◆ Task brief
In the listing below, locate the lines bearing the word "SOPR". Copy every one of them.

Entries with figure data
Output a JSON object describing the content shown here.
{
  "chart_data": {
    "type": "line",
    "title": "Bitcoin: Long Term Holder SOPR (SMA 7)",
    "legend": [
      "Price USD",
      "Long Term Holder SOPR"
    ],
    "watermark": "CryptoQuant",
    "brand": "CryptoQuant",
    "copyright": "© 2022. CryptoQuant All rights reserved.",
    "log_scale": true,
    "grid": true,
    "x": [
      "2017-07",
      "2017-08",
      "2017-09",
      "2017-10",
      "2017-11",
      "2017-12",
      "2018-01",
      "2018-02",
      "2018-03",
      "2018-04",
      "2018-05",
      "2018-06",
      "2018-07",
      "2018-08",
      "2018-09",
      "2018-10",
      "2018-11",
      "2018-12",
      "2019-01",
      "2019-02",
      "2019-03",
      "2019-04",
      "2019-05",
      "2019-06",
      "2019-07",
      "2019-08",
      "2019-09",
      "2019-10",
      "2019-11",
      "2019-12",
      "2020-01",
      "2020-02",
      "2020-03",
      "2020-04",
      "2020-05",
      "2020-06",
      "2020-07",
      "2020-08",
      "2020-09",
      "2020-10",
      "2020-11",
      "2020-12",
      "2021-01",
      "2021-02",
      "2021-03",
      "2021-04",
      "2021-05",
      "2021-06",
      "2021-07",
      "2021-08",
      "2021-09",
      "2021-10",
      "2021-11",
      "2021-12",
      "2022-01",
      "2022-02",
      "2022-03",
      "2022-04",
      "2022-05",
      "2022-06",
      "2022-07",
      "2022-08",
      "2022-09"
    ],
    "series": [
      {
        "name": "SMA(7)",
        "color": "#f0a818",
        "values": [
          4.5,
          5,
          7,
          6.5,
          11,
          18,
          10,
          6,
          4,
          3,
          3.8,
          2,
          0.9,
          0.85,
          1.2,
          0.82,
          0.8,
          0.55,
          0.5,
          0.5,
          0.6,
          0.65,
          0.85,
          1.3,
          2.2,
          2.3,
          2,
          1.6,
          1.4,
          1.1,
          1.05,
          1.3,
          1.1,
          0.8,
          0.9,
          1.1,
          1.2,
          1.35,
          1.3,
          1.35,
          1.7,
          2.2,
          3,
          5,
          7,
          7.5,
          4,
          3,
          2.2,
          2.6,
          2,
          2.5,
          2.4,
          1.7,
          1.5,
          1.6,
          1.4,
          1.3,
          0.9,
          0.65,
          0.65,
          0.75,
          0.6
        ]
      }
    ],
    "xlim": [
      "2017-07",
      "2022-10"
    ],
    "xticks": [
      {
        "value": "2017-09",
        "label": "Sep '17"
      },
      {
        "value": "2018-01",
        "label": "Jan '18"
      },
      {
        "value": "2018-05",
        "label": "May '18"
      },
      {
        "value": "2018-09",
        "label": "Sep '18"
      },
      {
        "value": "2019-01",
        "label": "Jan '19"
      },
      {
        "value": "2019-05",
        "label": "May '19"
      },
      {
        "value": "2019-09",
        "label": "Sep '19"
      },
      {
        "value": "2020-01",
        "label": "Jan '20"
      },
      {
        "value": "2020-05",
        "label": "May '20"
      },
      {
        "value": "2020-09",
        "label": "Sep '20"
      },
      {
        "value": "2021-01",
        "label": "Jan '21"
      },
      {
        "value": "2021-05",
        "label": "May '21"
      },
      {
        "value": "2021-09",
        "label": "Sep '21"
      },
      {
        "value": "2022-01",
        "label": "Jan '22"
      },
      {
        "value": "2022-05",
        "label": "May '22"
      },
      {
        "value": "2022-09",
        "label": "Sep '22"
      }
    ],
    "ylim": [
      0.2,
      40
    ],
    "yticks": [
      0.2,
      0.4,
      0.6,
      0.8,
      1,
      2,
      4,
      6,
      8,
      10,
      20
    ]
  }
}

◆ The completed task
    "title": "Bitcoin: Long Term Holder SOPR (SMA 7)",
      "Long Term Holder SOPR"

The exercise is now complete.